__Task description__. Determine the number of lines in these entries that hold the word "title". Give the number and nothing more.

Rows from a dataset:
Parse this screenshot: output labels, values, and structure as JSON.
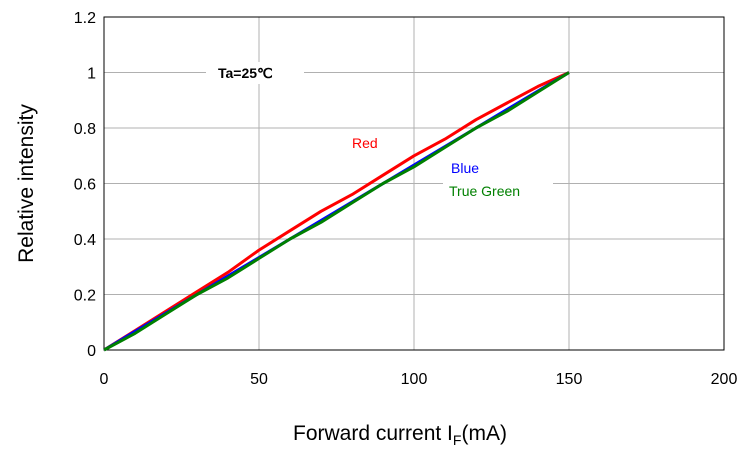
{
  "chart_data": {
    "type": "line",
    "title": "",
    "xlabel": "Forward current I",
    "xlabel_sub": "F",
    "xlabel_unit": "(mA)",
    "ylabel": "Relative intensity",
    "xlim": [
      0,
      200
    ],
    "ylim": [
      0,
      1.2
    ],
    "x_ticks": [
      "0",
      "50",
      "100",
      "150",
      "200"
    ],
    "y_ticks": [
      "0",
      "0.2",
      "0.4",
      "0.6",
      "0.8",
      "1",
      "1.2"
    ],
    "grid": true,
    "condition_label": "Ta=25℃",
    "series": [
      {
        "name": "Red",
        "color": "#ff0000",
        "x": [
          0,
          10,
          20,
          30,
          40,
          50,
          60,
          70,
          80,
          90,
          100,
          110,
          120,
          130,
          140,
          150
        ],
        "values": [
          0,
          0.07,
          0.14,
          0.21,
          0.28,
          0.36,
          0.43,
          0.5,
          0.56,
          0.63,
          0.7,
          0.76,
          0.83,
          0.89,
          0.95,
          1.0
        ]
      },
      {
        "name": "Blue",
        "color": "#0000ff",
        "x": [
          0,
          150
        ],
        "values": [
          0,
          1.0
        ]
      },
      {
        "name": "True Green",
        "color": "#008000",
        "x": [
          0,
          10,
          20,
          30,
          40,
          50,
          60,
          70,
          80,
          90,
          100,
          110,
          120,
          130,
          140,
          150
        ],
        "values": [
          0,
          0.06,
          0.13,
          0.2,
          0.26,
          0.33,
          0.4,
          0.46,
          0.53,
          0.6,
          0.66,
          0.73,
          0.8,
          0.86,
          0.93,
          1.0
        ]
      }
    ]
  }
}
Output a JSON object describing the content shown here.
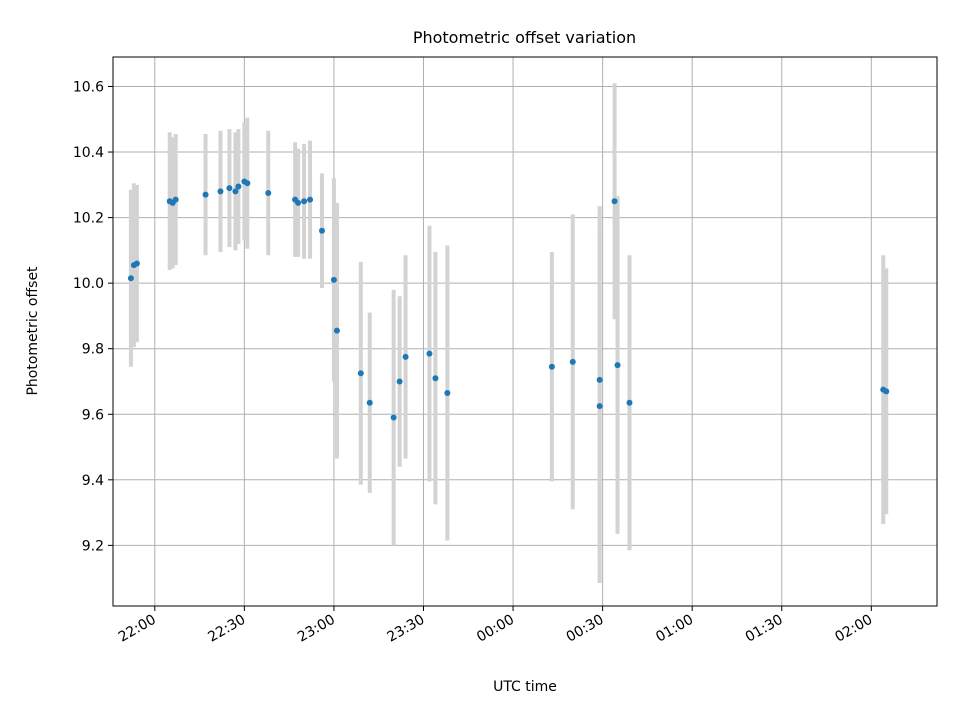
{
  "chart_data": {
    "type": "scatter",
    "title": "Photometric offset variation",
    "xlabel": "UTC time",
    "ylabel": "Photometric offset",
    "x_ticks": [
      "22:00",
      "22:30",
      "23:00",
      "23:30",
      "00:00",
      "00:30",
      "01:00",
      "01:30",
      "02:00"
    ],
    "y_ticks": [
      "9.2",
      "9.4",
      "9.6",
      "9.8",
      "10.0",
      "10.2",
      "10.4",
      "10.6"
    ],
    "x_range": [
      "21:46",
      "02:22"
    ],
    "ylim": [
      9.015,
      10.69
    ],
    "grid": true,
    "colors": {
      "marker": "#1f77b4",
      "errorbar": "#d3d3d3"
    },
    "points": [
      {
        "t": "21:52",
        "y": 10.015,
        "err": 0.27
      },
      {
        "t": "21:53",
        "y": 10.055,
        "err": 0.25
      },
      {
        "t": "21:54",
        "y": 10.06,
        "err": 0.24
      },
      {
        "t": "22:05",
        "y": 10.25,
        "err": 0.21
      },
      {
        "t": "22:06",
        "y": 10.245,
        "err": 0.2
      },
      {
        "t": "22:07",
        "y": 10.255,
        "err": 0.2
      },
      {
        "t": "22:17",
        "y": 10.27,
        "err": 0.185
      },
      {
        "t": "22:22",
        "y": 10.28,
        "err": 0.185
      },
      {
        "t": "22:25",
        "y": 10.29,
        "err": 0.18
      },
      {
        "t": "22:27",
        "y": 10.28,
        "err": 0.18
      },
      {
        "t": "22:28",
        "y": 10.295,
        "err": 0.175
      },
      {
        "t": "22:30",
        "y": 10.31,
        "err": 0.18
      },
      {
        "t": "22:31",
        "y": 10.305,
        "err": 0.2
      },
      {
        "t": "22:38",
        "y": 10.275,
        "err": 0.19
      },
      {
        "t": "22:47",
        "y": 10.255,
        "err": 0.175
      },
      {
        "t": "22:48",
        "y": 10.245,
        "err": 0.165
      },
      {
        "t": "22:50",
        "y": 10.25,
        "err": 0.175
      },
      {
        "t": "22:52",
        "y": 10.255,
        "err": 0.18
      },
      {
        "t": "22:56",
        "y": 10.16,
        "err": 0.175
      },
      {
        "t": "23:00",
        "y": 10.01,
        "err": 0.31
      },
      {
        "t": "23:01",
        "y": 9.855,
        "err": 0.39
      },
      {
        "t": "23:09",
        "y": 9.725,
        "err": 0.34
      },
      {
        "t": "23:12",
        "y": 9.635,
        "err": 0.275
      },
      {
        "t": "23:20",
        "y": 9.59,
        "err": 0.39
      },
      {
        "t": "23:22",
        "y": 9.7,
        "err": 0.26
      },
      {
        "t": "23:24",
        "y": 9.775,
        "err": 0.31
      },
      {
        "t": "23:32",
        "y": 9.785,
        "err": 0.39
      },
      {
        "t": "23:34",
        "y": 9.71,
        "err": 0.385
      },
      {
        "t": "23:38",
        "y": 9.665,
        "err": 0.45
      },
      {
        "t": "00:13",
        "y": 9.745,
        "err": 0.35
      },
      {
        "t": "00:20",
        "y": 9.76,
        "err": 0.45
      },
      {
        "t": "00:29",
        "y": 9.625,
        "err": 0.54
      },
      {
        "t": "00:29",
        "y": 9.705,
        "err": 0.53
      },
      {
        "t": "00:34",
        "y": 10.25,
        "err": 0.36
      },
      {
        "t": "00:35",
        "y": 9.75,
        "err": 0.515
      },
      {
        "t": "00:39",
        "y": 9.635,
        "err": 0.45
      },
      {
        "t": "02:04",
        "y": 9.675,
        "err": 0.41
      },
      {
        "t": "02:05",
        "y": 9.67,
        "err": 0.375
      }
    ]
  }
}
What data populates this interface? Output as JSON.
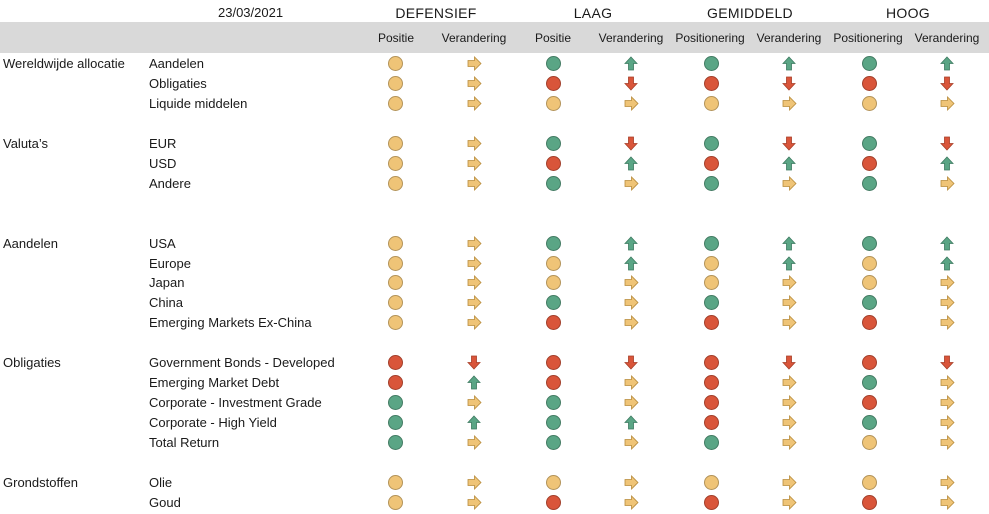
{
  "header": {
    "date": "23/03/2021",
    "groups": [
      "DEFENSIEF",
      "LAAG",
      "GEMIDDELD",
      "HOOG"
    ],
    "subheaders": [
      "Positie",
      "Verandering",
      "Positie",
      "Verandering",
      "Positionering",
      "Verandering",
      "Positionering",
      "Verandering"
    ]
  },
  "colors": {
    "green": "#5aa585",
    "red": "#d9553a",
    "yellow": "#efc477"
  },
  "rows": [
    {
      "category": "Wereldwijde allocatie",
      "label": "Aandelen",
      "pos": [
        "y",
        "g",
        "g",
        "g"
      ],
      "chg": [
        "right",
        "up",
        "up",
        "up"
      ]
    },
    {
      "category": "",
      "label": "Obligaties",
      "pos": [
        "y",
        "r",
        "r",
        "r"
      ],
      "chg": [
        "right",
        "down",
        "down",
        "down"
      ]
    },
    {
      "category": "",
      "label": "Liquide middelen",
      "pos": [
        "y",
        "y",
        "y",
        "y"
      ],
      "chg": [
        "right",
        "right",
        "right",
        "right"
      ]
    },
    {
      "category": "Valuta’s",
      "label": "EUR",
      "pos": [
        "y",
        "g",
        "g",
        "g"
      ],
      "chg": [
        "right",
        "down",
        "down",
        "down"
      ]
    },
    {
      "category": "",
      "label": "USD",
      "pos": [
        "y",
        "r",
        "r",
        "r"
      ],
      "chg": [
        "right",
        "up",
        "up",
        "up"
      ]
    },
    {
      "category": "",
      "label": "Andere",
      "pos": [
        "y",
        "g",
        "g",
        "g"
      ],
      "chg": [
        "right",
        "right",
        "right",
        "right"
      ]
    },
    {
      "category": "Aandelen",
      "label": "USA",
      "pos": [
        "y",
        "g",
        "g",
        "g"
      ],
      "chg": [
        "right",
        "up",
        "up",
        "up"
      ]
    },
    {
      "category": "",
      "label": "Europe",
      "pos": [
        "y",
        "y",
        "y",
        "y"
      ],
      "chg": [
        "right",
        "up",
        "up",
        "up"
      ]
    },
    {
      "category": "",
      "label": "Japan",
      "pos": [
        "y",
        "y",
        "y",
        "y"
      ],
      "chg": [
        "right",
        "right",
        "right",
        "right"
      ]
    },
    {
      "category": "",
      "label": "China",
      "pos": [
        "y",
        "g",
        "g",
        "g"
      ],
      "chg": [
        "right",
        "right",
        "right",
        "right"
      ]
    },
    {
      "category": "",
      "label": "Emerging Markets Ex-China",
      "pos": [
        "y",
        "r",
        "r",
        "r"
      ],
      "chg": [
        "right",
        "right",
        "right",
        "right"
      ]
    },
    {
      "category": "Obligaties",
      "label": "Government Bonds - Developed",
      "pos": [
        "r",
        "r",
        "r",
        "r"
      ],
      "chg": [
        "down",
        "down",
        "down",
        "down"
      ]
    },
    {
      "category": "",
      "label": "Emerging Market Debt",
      "pos": [
        "r",
        "r",
        "r",
        "g"
      ],
      "chg": [
        "up",
        "right",
        "right",
        "right"
      ]
    },
    {
      "category": "",
      "label": "Corporate - Investment Grade",
      "pos": [
        "g",
        "g",
        "r",
        "r"
      ],
      "chg": [
        "right",
        "right",
        "right",
        "right"
      ]
    },
    {
      "category": "",
      "label": "Corporate - High Yield",
      "pos": [
        "g",
        "g",
        "r",
        "g"
      ],
      "chg": [
        "up",
        "up",
        "right",
        "right"
      ]
    },
    {
      "category": "",
      "label": "Total Return",
      "pos": [
        "g",
        "g",
        "g",
        "y"
      ],
      "chg": [
        "right",
        "right",
        "right",
        "right"
      ]
    },
    {
      "category": "Grondstoffen",
      "label": "Olie",
      "pos": [
        "y",
        "y",
        "y",
        "y"
      ],
      "chg": [
        "right",
        "right",
        "right",
        "right"
      ]
    },
    {
      "category": "",
      "label": "Goud",
      "pos": [
        "y",
        "r",
        "r",
        "r"
      ],
      "chg": [
        "right",
        "right",
        "right",
        "right"
      ]
    }
  ]
}
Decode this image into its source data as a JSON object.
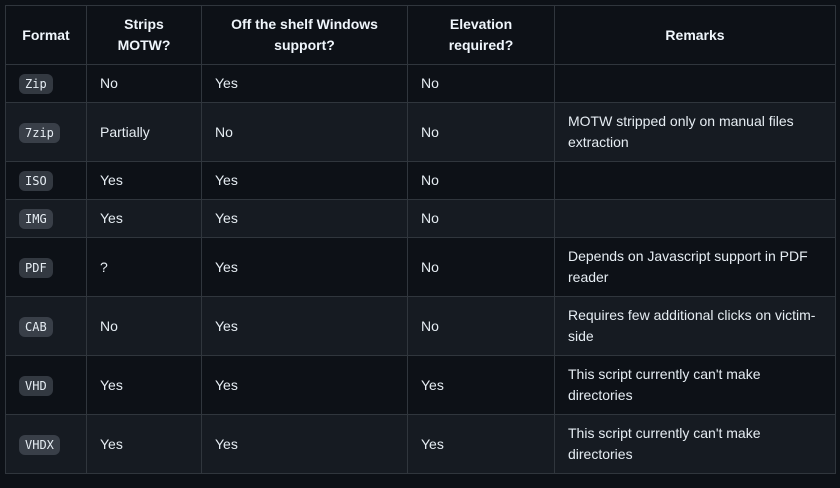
{
  "colors": {
    "page_background": "#0d1117",
    "row_alt_background": "#161b22",
    "border": "#30363d",
    "text": "#e6edf3",
    "header_text": "#f0f6fc",
    "code_badge_background": "rgba(110,118,129,0.4)"
  },
  "table": {
    "headers": [
      "Format",
      "Strips MOTW?",
      "Off the shelf Windows support?",
      "Elevation required?",
      "Remarks"
    ],
    "rows": [
      {
        "format": "Zip",
        "strips_motw": "No",
        "off_the_shelf_windows_support": "Yes",
        "elevation_required": "No",
        "remarks": ""
      },
      {
        "format": "7zip",
        "strips_motw": "Partially",
        "off_the_shelf_windows_support": "No",
        "elevation_required": "No",
        "remarks": "MOTW stripped only on manual files extraction"
      },
      {
        "format": "ISO",
        "strips_motw": "Yes",
        "off_the_shelf_windows_support": "Yes",
        "elevation_required": "No",
        "remarks": ""
      },
      {
        "format": "IMG",
        "strips_motw": "Yes",
        "off_the_shelf_windows_support": "Yes",
        "elevation_required": "No",
        "remarks": ""
      },
      {
        "format": "PDF",
        "strips_motw": "?",
        "off_the_shelf_windows_support": "Yes",
        "elevation_required": "No",
        "remarks": "Depends on Javascript support in PDF reader"
      },
      {
        "format": "CAB",
        "strips_motw": "No",
        "off_the_shelf_windows_support": "Yes",
        "elevation_required": "No",
        "remarks": "Requires few additional clicks on victim-side"
      },
      {
        "format": "VHD",
        "strips_motw": "Yes",
        "off_the_shelf_windows_support": "Yes",
        "elevation_required": "Yes",
        "remarks": "This script currently can't make directories"
      },
      {
        "format": "VHDX",
        "strips_motw": "Yes",
        "off_the_shelf_windows_support": "Yes",
        "elevation_required": "Yes",
        "remarks": "This script currently can't make directories"
      }
    ]
  }
}
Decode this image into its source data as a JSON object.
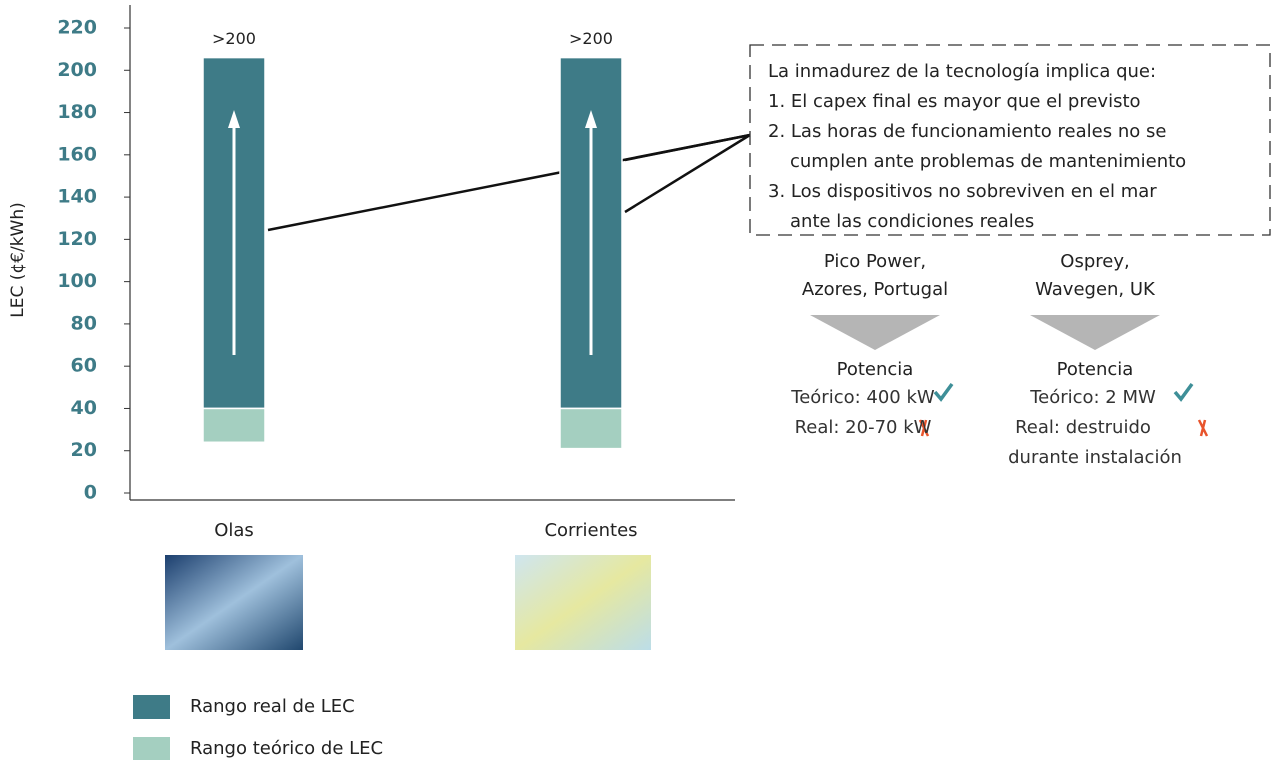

__Solution to this problem__. 2